(Dataset entries on figures)
[BEGIN]
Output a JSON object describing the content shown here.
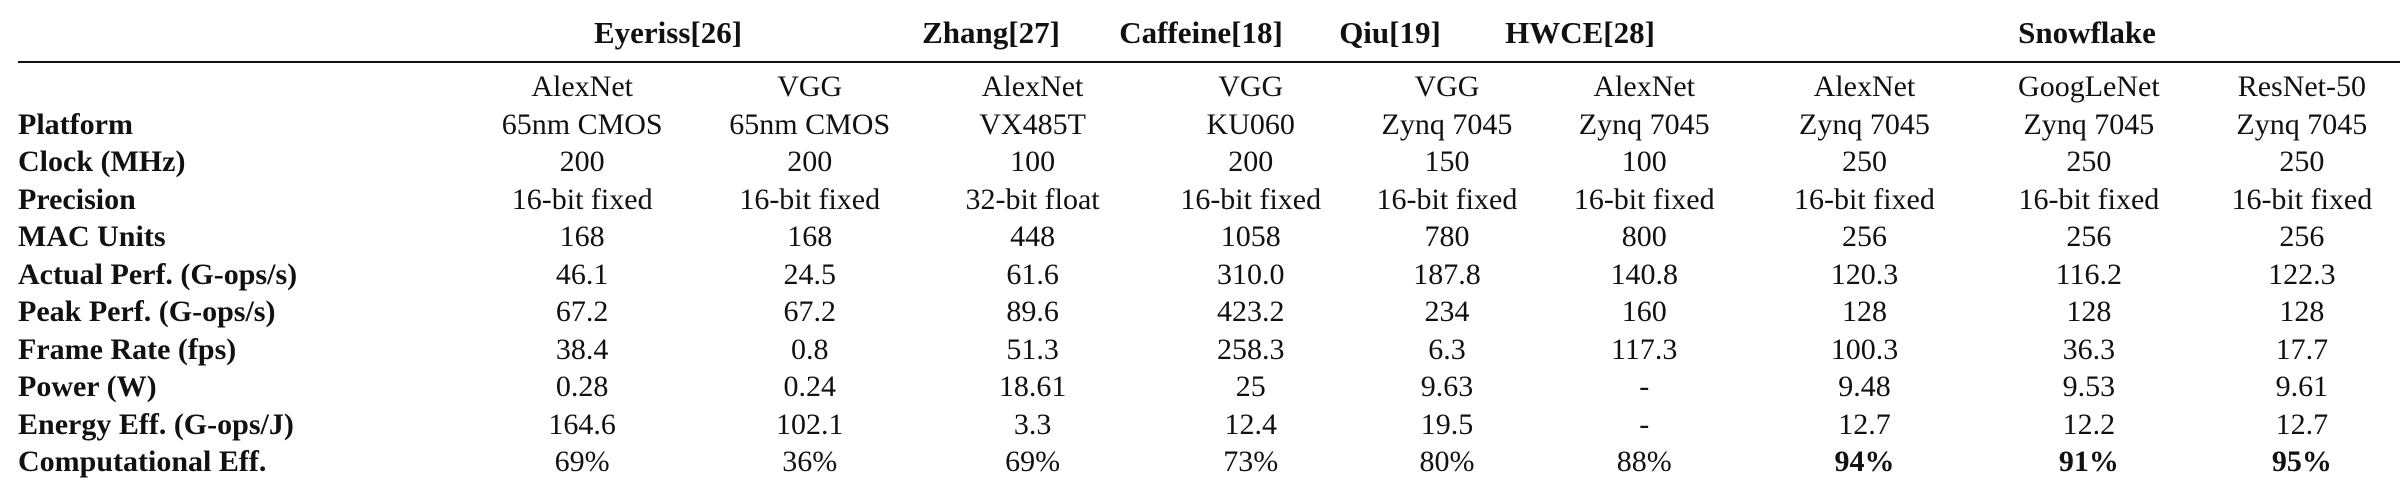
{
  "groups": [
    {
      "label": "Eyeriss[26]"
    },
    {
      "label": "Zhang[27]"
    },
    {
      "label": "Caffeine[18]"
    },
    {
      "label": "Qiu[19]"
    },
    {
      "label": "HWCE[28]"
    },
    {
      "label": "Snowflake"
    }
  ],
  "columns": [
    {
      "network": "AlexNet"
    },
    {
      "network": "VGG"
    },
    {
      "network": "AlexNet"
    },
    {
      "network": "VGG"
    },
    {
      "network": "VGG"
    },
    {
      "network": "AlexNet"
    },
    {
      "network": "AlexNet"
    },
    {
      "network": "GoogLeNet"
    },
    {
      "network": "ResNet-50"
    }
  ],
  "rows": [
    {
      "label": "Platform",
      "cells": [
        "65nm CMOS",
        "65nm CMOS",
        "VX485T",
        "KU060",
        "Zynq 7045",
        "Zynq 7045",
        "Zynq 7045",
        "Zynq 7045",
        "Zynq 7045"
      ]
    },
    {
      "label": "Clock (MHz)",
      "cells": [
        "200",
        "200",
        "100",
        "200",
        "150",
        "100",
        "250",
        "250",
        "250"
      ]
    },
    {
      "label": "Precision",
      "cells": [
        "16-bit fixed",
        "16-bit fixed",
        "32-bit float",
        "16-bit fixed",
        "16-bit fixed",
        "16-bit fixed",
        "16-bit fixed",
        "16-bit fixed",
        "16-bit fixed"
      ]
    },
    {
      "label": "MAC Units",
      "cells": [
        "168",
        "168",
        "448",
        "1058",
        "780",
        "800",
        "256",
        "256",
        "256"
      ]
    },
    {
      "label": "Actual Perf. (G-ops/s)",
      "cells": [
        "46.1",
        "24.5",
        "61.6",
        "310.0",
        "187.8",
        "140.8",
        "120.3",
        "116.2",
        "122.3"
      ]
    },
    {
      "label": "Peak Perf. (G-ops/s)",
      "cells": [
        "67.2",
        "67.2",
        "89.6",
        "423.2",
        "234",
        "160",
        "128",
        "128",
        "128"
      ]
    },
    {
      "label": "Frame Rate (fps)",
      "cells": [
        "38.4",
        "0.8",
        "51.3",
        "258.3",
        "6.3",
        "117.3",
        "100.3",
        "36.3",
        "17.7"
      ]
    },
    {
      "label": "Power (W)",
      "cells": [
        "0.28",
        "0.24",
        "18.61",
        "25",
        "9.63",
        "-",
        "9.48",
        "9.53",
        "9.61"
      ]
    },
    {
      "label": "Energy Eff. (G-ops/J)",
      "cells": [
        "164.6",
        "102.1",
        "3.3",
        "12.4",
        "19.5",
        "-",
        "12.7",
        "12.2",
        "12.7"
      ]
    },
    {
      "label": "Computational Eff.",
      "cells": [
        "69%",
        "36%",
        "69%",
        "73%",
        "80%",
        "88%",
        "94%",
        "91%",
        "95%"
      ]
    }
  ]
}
[END]
[BEGIN]
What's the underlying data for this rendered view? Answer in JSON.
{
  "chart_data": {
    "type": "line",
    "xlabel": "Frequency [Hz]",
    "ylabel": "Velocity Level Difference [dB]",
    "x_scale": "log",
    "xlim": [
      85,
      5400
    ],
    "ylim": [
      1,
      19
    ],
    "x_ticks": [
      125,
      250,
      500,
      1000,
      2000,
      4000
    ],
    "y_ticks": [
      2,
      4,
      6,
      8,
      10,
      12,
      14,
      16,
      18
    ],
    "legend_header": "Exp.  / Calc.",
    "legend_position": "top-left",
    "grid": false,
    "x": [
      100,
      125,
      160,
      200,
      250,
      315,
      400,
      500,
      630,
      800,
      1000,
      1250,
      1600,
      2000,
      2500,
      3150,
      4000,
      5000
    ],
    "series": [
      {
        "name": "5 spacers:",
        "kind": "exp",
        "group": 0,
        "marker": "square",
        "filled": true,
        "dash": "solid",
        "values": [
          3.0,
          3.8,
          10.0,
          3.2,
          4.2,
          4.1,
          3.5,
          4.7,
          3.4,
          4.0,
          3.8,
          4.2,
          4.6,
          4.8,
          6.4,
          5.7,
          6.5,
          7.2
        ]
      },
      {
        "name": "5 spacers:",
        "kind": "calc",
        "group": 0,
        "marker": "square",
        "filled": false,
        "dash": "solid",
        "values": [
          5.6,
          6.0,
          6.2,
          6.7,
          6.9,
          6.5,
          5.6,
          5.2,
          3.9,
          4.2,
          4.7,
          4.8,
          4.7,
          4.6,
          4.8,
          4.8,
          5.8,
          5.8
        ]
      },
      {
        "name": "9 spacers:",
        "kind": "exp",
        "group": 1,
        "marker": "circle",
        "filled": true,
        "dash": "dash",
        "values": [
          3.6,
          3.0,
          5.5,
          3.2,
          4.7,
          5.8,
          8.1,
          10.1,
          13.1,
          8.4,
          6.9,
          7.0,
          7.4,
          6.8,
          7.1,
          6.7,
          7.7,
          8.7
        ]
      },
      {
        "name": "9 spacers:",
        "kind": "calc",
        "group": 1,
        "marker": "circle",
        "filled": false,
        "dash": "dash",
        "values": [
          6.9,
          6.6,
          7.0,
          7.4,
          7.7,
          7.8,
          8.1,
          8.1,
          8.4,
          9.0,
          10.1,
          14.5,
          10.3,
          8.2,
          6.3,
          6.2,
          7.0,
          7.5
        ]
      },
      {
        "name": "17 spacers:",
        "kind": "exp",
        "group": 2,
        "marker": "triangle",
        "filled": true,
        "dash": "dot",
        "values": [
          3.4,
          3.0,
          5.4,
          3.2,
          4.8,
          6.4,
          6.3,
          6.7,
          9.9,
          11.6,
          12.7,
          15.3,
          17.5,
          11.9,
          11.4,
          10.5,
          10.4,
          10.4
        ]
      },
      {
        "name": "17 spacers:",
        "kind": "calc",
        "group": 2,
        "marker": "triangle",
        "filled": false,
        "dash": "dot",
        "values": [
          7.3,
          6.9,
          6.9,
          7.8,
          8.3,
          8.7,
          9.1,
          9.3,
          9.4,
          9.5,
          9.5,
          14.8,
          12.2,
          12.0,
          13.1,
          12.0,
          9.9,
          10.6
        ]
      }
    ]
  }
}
[END]
WHAT THE EXERCISE ASKS
Read the lines above. Gather those in which the string "JSON" is found.

ANSWER FOR THE TASK
Output a JSON object describing the content shown here.
What's the underlying data for this rendered view? Answer in JSON.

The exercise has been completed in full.